What is expected
Leave out the images and repeat the listing below without a single change.

Available data
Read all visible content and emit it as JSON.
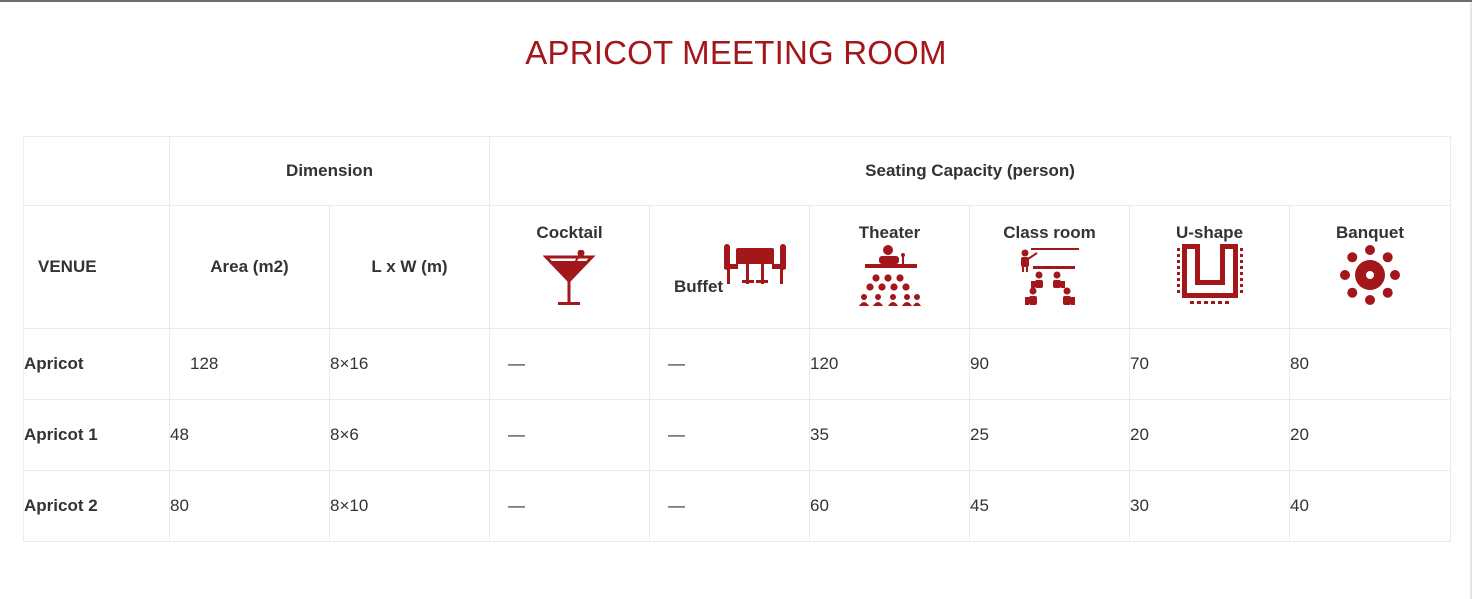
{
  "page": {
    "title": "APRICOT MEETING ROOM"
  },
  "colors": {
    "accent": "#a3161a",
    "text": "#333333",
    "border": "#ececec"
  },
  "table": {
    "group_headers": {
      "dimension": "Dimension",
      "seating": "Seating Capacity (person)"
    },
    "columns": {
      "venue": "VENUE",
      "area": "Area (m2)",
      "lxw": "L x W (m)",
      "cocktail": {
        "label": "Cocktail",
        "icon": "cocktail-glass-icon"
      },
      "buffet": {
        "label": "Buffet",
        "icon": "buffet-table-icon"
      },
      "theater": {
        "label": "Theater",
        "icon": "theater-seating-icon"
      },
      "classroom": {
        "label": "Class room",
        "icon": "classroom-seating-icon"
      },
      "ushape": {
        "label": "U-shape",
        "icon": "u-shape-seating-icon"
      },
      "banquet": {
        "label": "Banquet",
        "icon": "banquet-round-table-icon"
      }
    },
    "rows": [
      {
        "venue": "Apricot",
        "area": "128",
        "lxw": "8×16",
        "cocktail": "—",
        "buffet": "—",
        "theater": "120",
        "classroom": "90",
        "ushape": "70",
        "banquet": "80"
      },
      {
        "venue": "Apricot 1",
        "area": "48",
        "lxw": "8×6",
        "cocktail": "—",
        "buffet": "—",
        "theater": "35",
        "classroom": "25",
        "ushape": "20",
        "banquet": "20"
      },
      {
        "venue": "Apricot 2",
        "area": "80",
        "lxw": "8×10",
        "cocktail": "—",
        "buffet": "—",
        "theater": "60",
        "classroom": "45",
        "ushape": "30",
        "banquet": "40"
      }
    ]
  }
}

Answer to the exercise
Read all visible content and emit it as JSON.
{
  "page": {
    "title": "APRICOT MEETING ROOM"
  },
  "colors": {
    "accent": "#a3161a",
    "text": "#333333",
    "border": "#ececec"
  },
  "table": {
    "group_headers": {
      "dimension": "Dimension",
      "seating": "Seating Capacity (person)"
    },
    "columns": {
      "venue": "VENUE",
      "area": "Area (m2)",
      "lxw": "L x W (m)",
      "cocktail": {
        "label": "Cocktail",
        "icon": "cocktail-glass-icon"
      },
      "buffet": {
        "label": "Buffet",
        "icon": "buffet-table-icon"
      },
      "theater": {
        "label": "Theater",
        "icon": "theater-seating-icon"
      },
      "classroom": {
        "label": "Class room",
        "icon": "classroom-seating-icon"
      },
      "ushape": {
        "label": "U-shape",
        "icon": "u-shape-seating-icon"
      },
      "banquet": {
        "label": "Banquet",
        "icon": "banquet-round-table-icon"
      }
    },
    "rows": [
      {
        "venue": "Apricot",
        "area": "128",
        "lxw": "8×16",
        "cocktail": "—",
        "buffet": "—",
        "theater": "120",
        "classroom": "90",
        "ushape": "70",
        "banquet": "80"
      },
      {
        "venue": "Apricot 1",
        "area": "48",
        "lxw": "8×6",
        "cocktail": "—",
        "buffet": "—",
        "theater": "35",
        "classroom": "25",
        "ushape": "20",
        "banquet": "20"
      },
      {
        "venue": "Apricot 2",
        "area": "80",
        "lxw": "8×10",
        "cocktail": "—",
        "buffet": "—",
        "theater": "60",
        "classroom": "45",
        "ushape": "30",
        "banquet": "40"
      }
    ]
  }
}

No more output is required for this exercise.